= MATERIAL SHOWN =
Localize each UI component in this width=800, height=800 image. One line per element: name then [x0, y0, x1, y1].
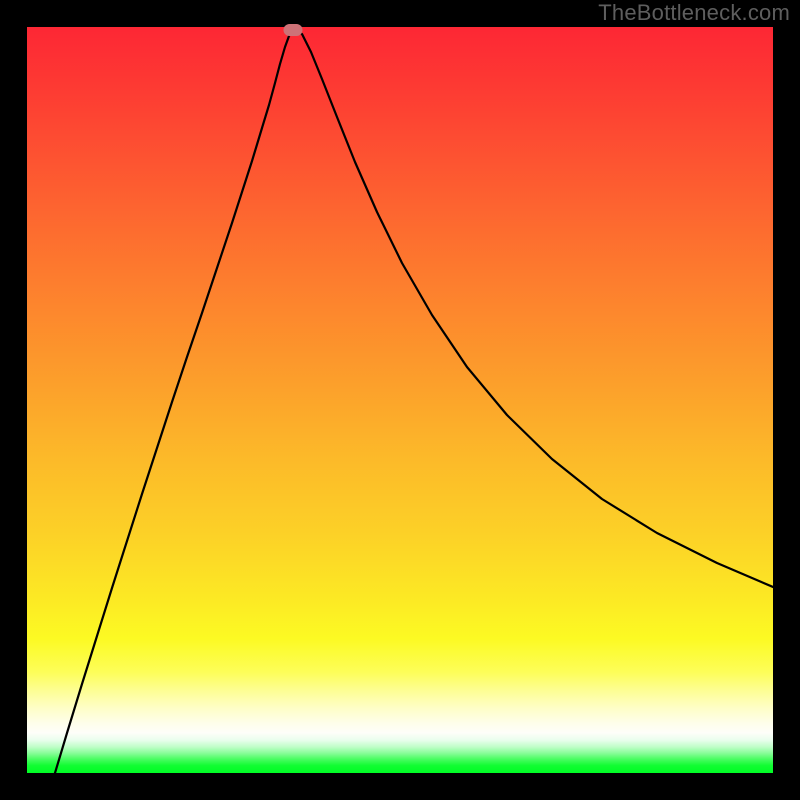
bottleneck-curve [27, 27, 773, 773]
watermark-text: TheBottleneck.com [598, 0, 790, 26]
optimum-marker [284, 24, 303, 36]
plot-area [27, 27, 773, 773]
chart-frame: TheBottleneck.com [0, 0, 800, 800]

= EXERCISE OBJECTIVE =
Rescale the lines above. Write them all out again, requests included, but multiply each box coordinate in the answers by 1.9 and round it to a whole number, with halves rounding up. Leave every other number unchanged, and leave out the pictures.

= SOLUTION TO THIS PROBLEM =
Localize each UI component in this width=800, height=800 image. One line per element: name then [x0, y0, x1, y1].
bottleneck-curve [51, 51, 1469, 1469]
watermark-text: TheBottleneck.com [1136, 0, 1501, 49]
optimum-marker [540, 46, 576, 68]
plot-area [51, 51, 1469, 1469]
chart-frame: TheBottleneck.com [0, 0, 1520, 1520]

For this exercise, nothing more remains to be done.